• Given records
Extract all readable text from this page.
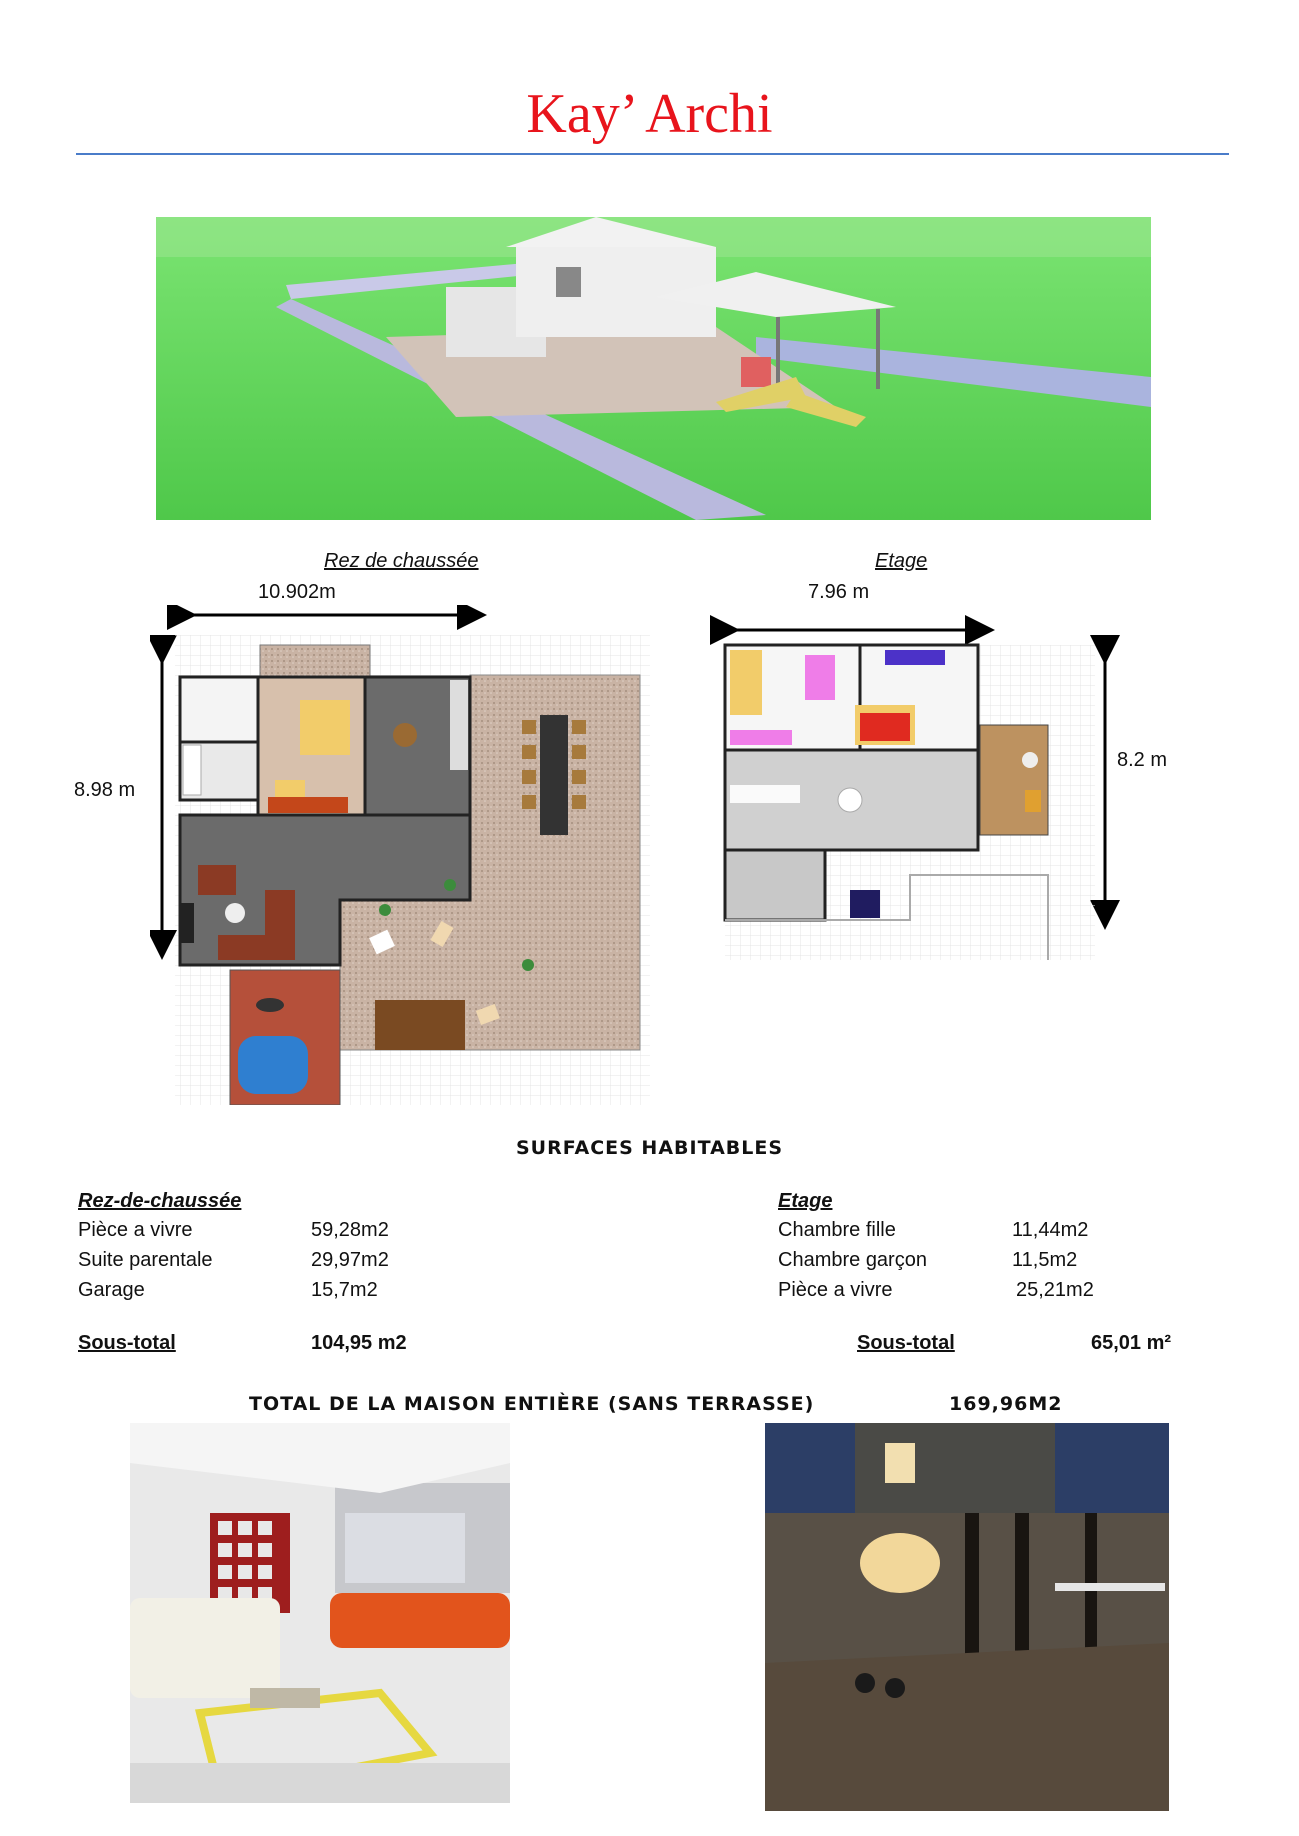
Kay’ Archi
Rez de chaussée
10.902m
8.98 m
Etage
7.96 m
8.2 m
SURFACES HABITABLES
Rez-de-chaussée
Pièce a vivre	59,28m2
Suite parentale	29,97m2
Garage	15,7m2
Sous-total	104,95 m2
Etage
Chambre fille	11,44m2
Chambre garçon	11,5m2
Pièce a vivre	25,21m2
Sous-total	65,01 m²
TOTAL DE LA MAISON ENTIÈRE (SANS TERRASSE)	169,96M2
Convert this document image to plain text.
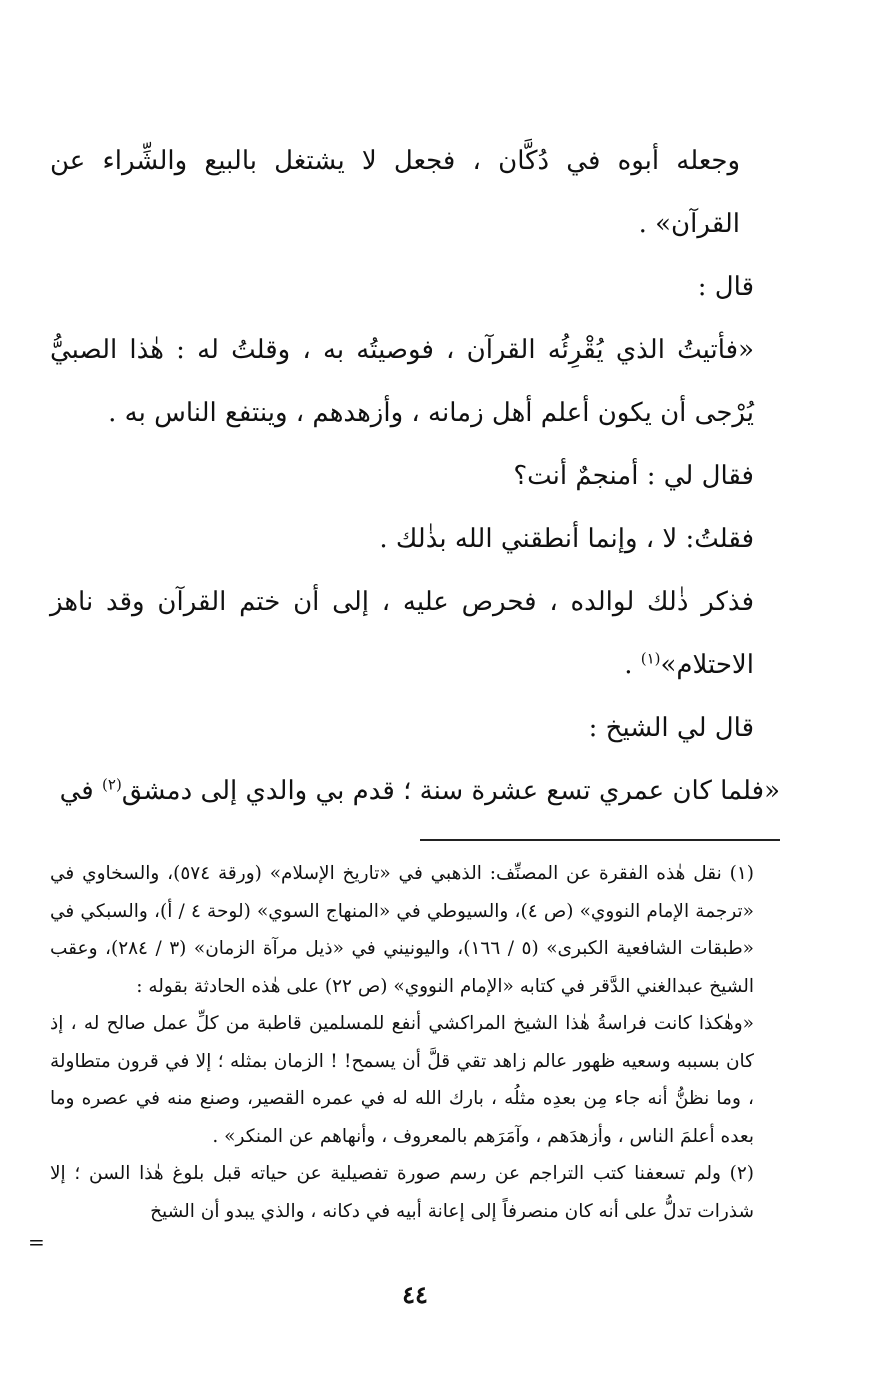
وجعله أبوه في دُكَّان ، فجعل لا يشتغل بالبيع والشِّراء عن القرآن» .

قال :

«فأتيتُ الذي يُقْرِئُه القرآن ، فوصيتُه به ، وقلتُ له : هٰذا الصبيُّ يُرْجى أن يكون أعلم أهل زمانه ، وأزهدهم ، وينتفع الناس به .

فقال لي : أمنجمٌ أنت؟

فقلتُ: لا ، وإنما أنطقني الله بذٰلك .

فذكر ذٰلك لوالده ، فحرص عليه ، إلى أن ختم القرآن وقد ناهز الاحتلام»$^{(١)}$ .

قال لي الشيخ :

«فلما كان عمري تسع عشرة سنة ؛ قدم بي والدي إلى دمشق$^{(٢)}$ في

(١) نقل هٰذه الفقرة عن المصنِّف: الذهبي في «تاريخ الإسلام» (ورقة ٥٧٤)، والسخاوي في «ترجمة الإمام النووي» (ص ٤)، والسيوطي في «المنهاج السوي» (لوحة ٤ / أ)، والسبكي في «طبقات الشافعية الكبرى» (٥ / ١٦٦)، واليونيني في «ذيل مرآة الزمان» (٣ / ٢٨٤)، وعقب الشيخ عبدالغني الدَّقر في كتابه «الإمام النووي» (ص ٢٢) على هٰذه الحادثة بقوله :

«وهٰكذا كانت فراسةُ هٰذا الشيخ المراكشي أنفع للمسلمين قاطبة من كلِّ عمل صالح له ، إذ كان بسببه وسعيه ظهور عالم زاهد تقي قلَّ أن يسمح! ! الزمان بمثله ؛ إلا في قرون متطاولة ، وما نظنُّ أنه جاء مِن بعدِه مثلُه ، بارك الله له في عمره القصير، وصنع منه في عصره وما بعده أعلمَ الناس ، وأزهدَهم ، وآمَرَهم بالمعروف ، وأنهاهم عن المنكر» .

(٢) ولم تسعفنا كتب التراجم عن رسم صورة تفصيلية عن حياته قبل بلوغ هٰذا السن ؛ إلا شذرات تدلُّ على أنه كان منصرفاً إلى إعانة أبيه في دكانه ، والذي يبدو أن الشيخ

=
٤٤
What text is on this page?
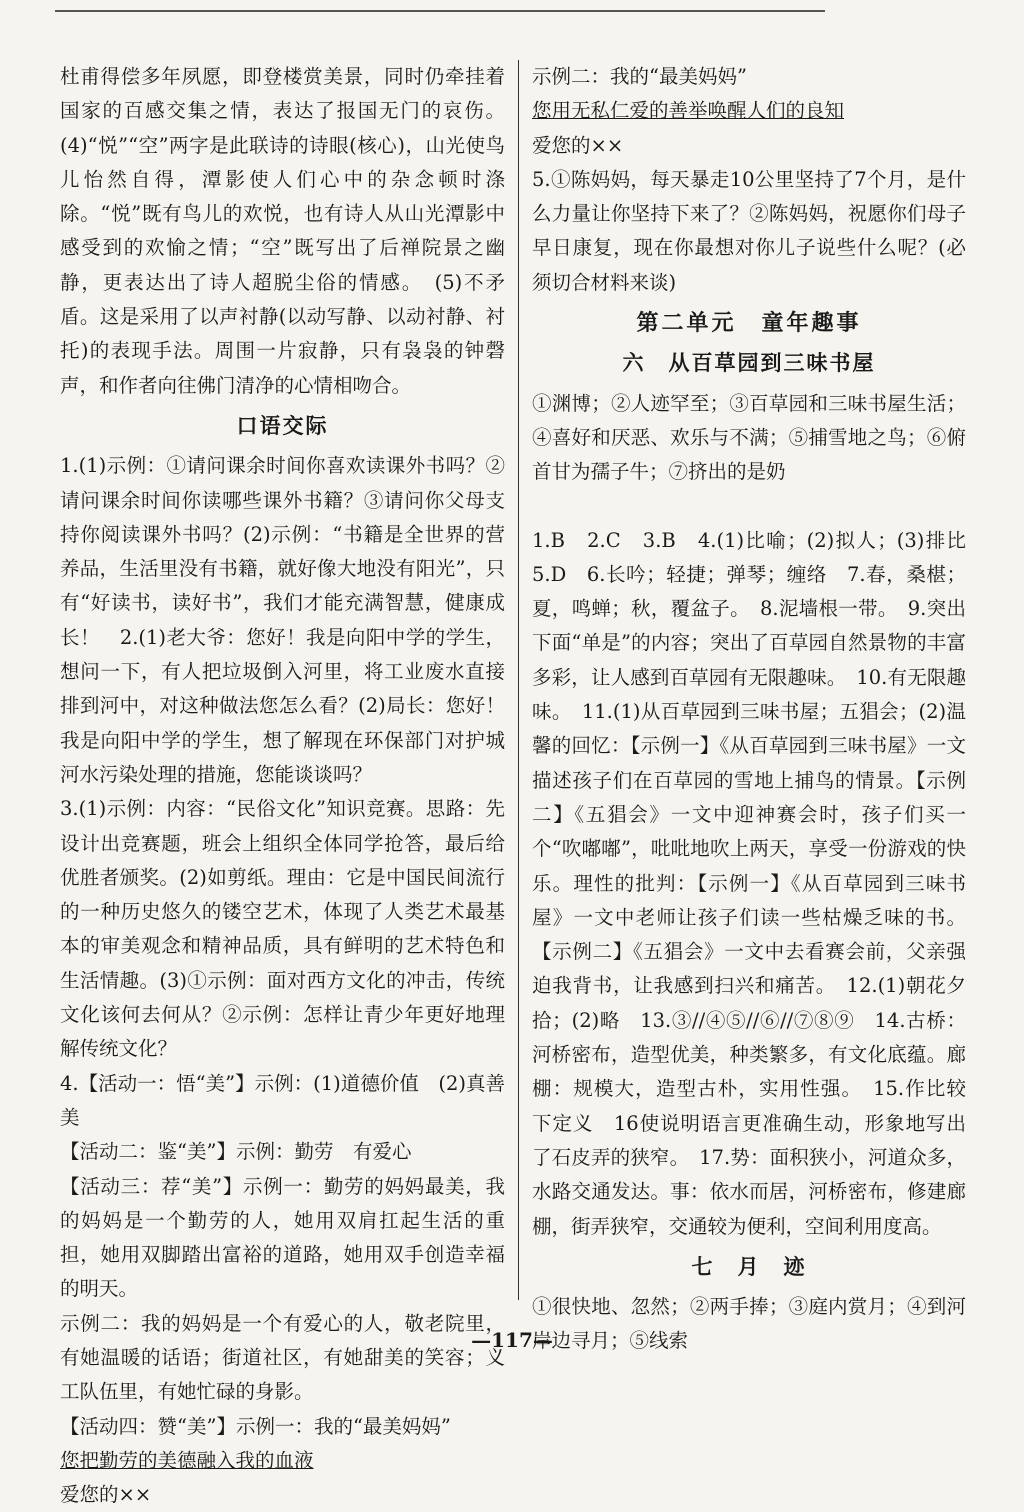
杜甫得偿多年夙愿，即登楼赏美景，同时仍牵挂着国家的百感交集之情，表达了报国无门的哀伤。(4)“悦”“空”两字是此联诗的诗眼(核心)，山光使鸟儿怡然自得，潭影使人们心中的杂念顿时涤除。“悦”既有鸟儿的欢悦，也有诗人从山光潭影中感受到的欢愉之情；“空”既写出了后禅院景之幽静，更表达出了诗人超脱尘俗的情感。　(5)不矛盾。这是采用了以声衬静(以动写静、以动衬静、衬托)的表现手法。周围一片寂静，只有袅袅的钟磬声，和作者向往佛门清净的心情相吻合。

口语交际

1.(1)示例：①请问课余时间你喜欢读课外书吗？②请问课余时间你读哪些课外书籍？③请问你父母支持你阅读课外书吗？(2)示例：“书籍是全世界的营养品，生活里没有书籍，就好像大地没有阳光”，只有“好读书，读好书”，我们才能充满智慧，健康成长！　2.(1)老大爷：您好！我是向阳中学的学生，想问一下，有人把垃圾倒入河里，将工业废水直接排到河中，对这种做法您怎么看？(2)局长：您好！我是向阳中学的学生，想了解现在环保部门对护城河水污染处理的措施，您能谈谈吗？

3.(1)示例：内容：“民俗文化”知识竞赛。思路：先设计出竞赛题，班会上组织全体同学抢答，最后给优胜者颁奖。(2)如剪纸。理由：它是中国民间流行的一种历史悠久的镂空艺术，体现了人类艺术最基本的审美观念和精神品质，具有鲜明的艺术特色和生活情趣。(3)①示例：面对西方文化的冲击，传统文化该何去何从？②示例：怎样让青少年更好地理解传统文化？

4.【活动一：悟“美”】示例：(1)道德价值　(2)真善美

【活动二：鉴“美”】示例：勤劳　有爱心

【活动三：荐“美”】示例一：勤劳的妈妈最美，我的妈妈是一个勤劳的人，她用双肩扛起生活的重担，她用双脚踏出富裕的道路，她用双手创造幸福的明天。

示例二：我的妈妈是一个有爱心的人，敬老院里，有她温暖的话语；街道社区，有她甜美的笑容；义工队伍里，有她忙碌的身影。

【活动四：赞“美”】示例一：我的“最美妈妈”

您把勤劳的美德融入我的血液

爱您的××

示例二：我的“最美妈妈”

您用无私仁爱的善举唤醒人们的良知

爱您的××

5.①陈妈妈，每天暴走10公里坚持了7个月，是什么力量让你坚持下来了？②陈妈妈，祝愿你们母子早日康复，现在你最想对你儿子说些什么呢？(必须切合材料来谈)

第二单元　童年趣事
六　从百草园到三味书屋

①渊博；②人迹罕至；③百草园和三味书屋生活；④喜好和厌恶、欢乐与不满；⑤捕雪地之鸟；⑥俯首甘为孺子牛；⑦挤出的是奶

1.B　2.C　3.B　4.(1)比喻；(2)拟人；(3)排比　5.D　6.长吟；轻捷；弹琴；缠络　7.春，桑椹；夏，鸣蝉；秋，覆盆子。　8.泥墙根一带。　9.突出下面“单是”的内容；突出了百草园自然景物的丰富多彩，让人感到百草园有无限趣味。　10.有无限趣味。　11.(1)从百草园到三味书屋；五猖会；(2)温馨的回忆：【示例一】《从百草园到三味书屋》一文描述孩子们在百草园的雪地上捕鸟的情景。【示例二】《五猖会》一文中迎神赛会时，孩子们买一个“吹嘟嘟”，吡吡地吹上两天，享受一份游戏的快乐。理性的批判：【示例一】《从百草园到三味书屋》一文中老师让孩子们读一些枯燥乏味的书。【示例二】《五猖会》一文中去看赛会前，父亲强迫我背书，让我感到扫兴和痛苦。　12.(1)朝花夕拾；(2)略　13.③//④⑤//⑥//⑦⑧⑨　14.古桥：河桥密布，造型优美，种类繁多，有文化底蕴。廊棚：规模大，造型古朴，实用性强。　15.作比较　下定义　16使说明语言更准确生动，形象地写出了石皮弄的狭窄。　17.势：面积狭小，河道众多，水路交通发达。事：依水而居，河桥密布，修建廊棚，街弄狭窄，交通较为便利，空间利用度高。

七　月　迹

①很快地、忽然；②两手捧；③庭内赏月；④到河岸边寻月；⑤线索

—117—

• Goal of the exercise
Reproduce each line of the records exactly, and omit every picture.

• Task output
Extract all readable text from this page.
Kay’ Archi
Rez de chaussée
10.902m
8.98 m
Etage
7.96 m
8.2 m
SURFACES HABITABLES
Rez-de-chaussée
Pièce a vivre	59,28m2
Suite parentale	29,97m2
Garage	15,7m2
Sous-total	104,95 m2
Etage
Chambre fille	11,44m2
Chambre garçon	11,5m2
Pièce a vivre	25,21m2
Sous-total	65,01 m²
TOTAL DE LA MAISON ENTIÈRE (SANS TERRASSE)	169,96M2
Convert this document image to plain text.
وجعله أبوه في دُكَّان ، فجعل لا يشتغل بالبيع والشِّراء عن القرآن» .

قال :

«فأتيتُ الذي يُقْرِئُه القرآن ، فوصيتُه به ، وقلتُ له : هٰذا الصبيُّ يُرْجى أن يكون أعلم أهل زمانه ، وأزهدهم ، وينتفع الناس به .

فقال لي : أمنجمٌ أنت؟

فقلتُ: لا ، وإنما أنطقني الله بذٰلك .

فذكر ذٰلك لوالده ، فحرص عليه ، إلى أن ختم القرآن وقد ناهز الاحتلام»$^{(١)}$ .

قال لي الشيخ :

«فلما كان عمري تسع عشرة سنة ؛ قدم بي والدي إلى دمشق$^{(٢)}$ في

(١) نقل هٰذه الفقرة عن المصنِّف: الذهبي في «تاريخ الإسلام» (ورقة ٥٧٤)، والسخاوي في «ترجمة الإمام النووي» (ص ٤)، والسيوطي في «المنهاج السوي» (لوحة ٤ / أ)، والسبكي في «طبقات الشافعية الكبرى» (٥ / ١٦٦)، واليونيني في «ذيل مرآة الزمان» (٣ / ٢٨٤)، وعقب الشيخ عبدالغني الدَّقر في كتابه «الإمام النووي» (ص ٢٢) على هٰذه الحادثة بقوله :

«وهٰكذا كانت فراسةُ هٰذا الشيخ المراكشي أنفع للمسلمين قاطبة من كلِّ عمل صالح له ، إذ كان بسببه وسعيه ظهور عالم زاهد تقي قلَّ أن يسمح! ! الزمان بمثله ؛ إلا في قرون متطاولة ، وما نظنُّ أنه جاء مِن بعدِه مثلُه ، بارك الله له في عمره القصير، وصنع منه في عصره وما بعده أعلمَ الناس ، وأزهدَهم ، وآمَرَهم بالمعروف ، وأنهاهم عن المنكر» .

(٢) ولم تسعفنا كتب التراجم عن رسم صورة تفصيلية عن حياته قبل بلوغ هٰذا السن ؛ إلا شذرات تدلُّ على أنه كان منصرفاً إلى إعانة أبيه في دكانه ، والذي يبدو أن الشيخ

=
٤٤
What text is on this page?
杜甫得偿多年夙愿，即登楼赏美景，同时仍牵挂着国家的百感交集之情，表达了报国无门的哀伤。(4)“悦”“空”两字是此联诗的诗眼(核心)，山光使鸟儿怡然自得，潭影使人们心中的杂念顿时涤除。“悦”既有鸟儿的欢悦，也有诗人从山光潭影中感受到的欢愉之情；“空”既写出了后禅院景之幽静，更表达出了诗人超脱尘俗的情感。　(5)不矛盾。这是采用了以声衬静(以动写静、以动衬静、衬托)的表现手法。周围一片寂静，只有袅袅的钟磬声，和作者向往佛门清净的心情相吻合。

口语交际

1.(1)示例：①请问课余时间你喜欢读课外书吗？②请问课余时间你读哪些课外书籍？③请问你父母支持你阅读课外书吗？(2)示例：“书籍是全世界的营养品，生活里没有书籍，就好像大地没有阳光”，只有“好读书，读好书”，我们才能充满智慧，健康成长！　2.(1)老大爷：您好！我是向阳中学的学生，想问一下，有人把垃圾倒入河里，将工业废水直接排到河中，对这种做法您怎么看？(2)局长：您好！我是向阳中学的学生，想了解现在环保部门对护城河水污染处理的措施，您能谈谈吗？

3.(1)示例：内容：“民俗文化”知识竞赛。思路：先设计出竞赛题，班会上组织全体同学抢答，最后给优胜者颁奖。(2)如剪纸。理由：它是中国民间流行的一种历史悠久的镂空艺术，体现了人类艺术最基本的审美观念和精神品质，具有鲜明的艺术特色和生活情趣。(3)①示例：面对西方文化的冲击，传统文化该何去何从？②示例：怎样让青少年更好地理解传统文化？

4.【活动一：悟“美”】示例：(1)道德价值　(2)真善美

【活动二：鉴“美”】示例：勤劳　有爱心

【活动三：荐“美”】示例一：勤劳的妈妈最美，我的妈妈是一个勤劳的人，她用双肩扛起生活的重担，她用双脚踏出富裕的道路，她用双手创造幸福的明天。

示例二：我的妈妈是一个有爱心的人，敬老院里，有她温暖的话语；街道社区，有她甜美的笑容；义工队伍里，有她忙碌的身影。

【活动四：赞“美”】示例一：我的“最美妈妈”

您把勤劳的美德融入我的血液

爱您的××

示例二：我的“最美妈妈”

您用无私仁爱的善举唤醒人们的良知

爱您的××

5.①陈妈妈，每天暴走10公里坚持了7个月，是什么力量让你坚持下来了？②陈妈妈，祝愿你们母子早日康复，现在你最想对你儿子说些什么呢？(必须切合材料来谈)

第二单元　童年趣事
六　从百草园到三味书屋

①渊博；②人迹罕至；③百草园和三味书屋生活；④喜好和厌恶、欢乐与不满；⑤捕雪地之鸟；⑥俯首甘为孺子牛；⑦挤出的是奶

1.B　2.C　3.B　4.(1)比喻；(2)拟人；(3)排比　5.D　6.长吟；轻捷；弹琴；缠络　7.春，桑椹；夏，鸣蝉；秋，覆盆子。　8.泥墙根一带。　9.突出下面“单是”的内容；突出了百草园自然景物的丰富多彩，让人感到百草园有无限趣味。　10.有无限趣味。　11.(1)从百草园到三味书屋；五猖会；(2)温馨的回忆：【示例一】《从百草园到三味书屋》一文描述孩子们在百草园的雪地上捕鸟的情景。【示例二】《五猖会》一文中迎神赛会时，孩子们买一个“吹嘟嘟”，吡吡地吹上两天，享受一份游戏的快乐。理性的批判：【示例一】《从百草园到三味书屋》一文中老师让孩子们读一些枯燥乏味的书。【示例二】《五猖会》一文中去看赛会前，父亲强迫我背书，让我感到扫兴和痛苦。　12.(1)朝花夕拾；(2)略　13.③//④⑤//⑥//⑦⑧⑨　14.古桥：河桥密布，造型优美，种类繁多，有文化底蕴。廊棚：规模大，造型古朴，实用性强。　15.作比较　下定义　16使说明语言更准确生动，形象地写出了石皮弄的狭窄。　17.势：面积狭小，河道众多，水路交通发达。事：依水而居，河桥密布，修建廊棚，街弄狭窄，交通较为便利，空间利用度高。

七　月　迹

①很快地、忽然；②两手捧；③庭内赏月；④到河岸边寻月；⑤线索

—117—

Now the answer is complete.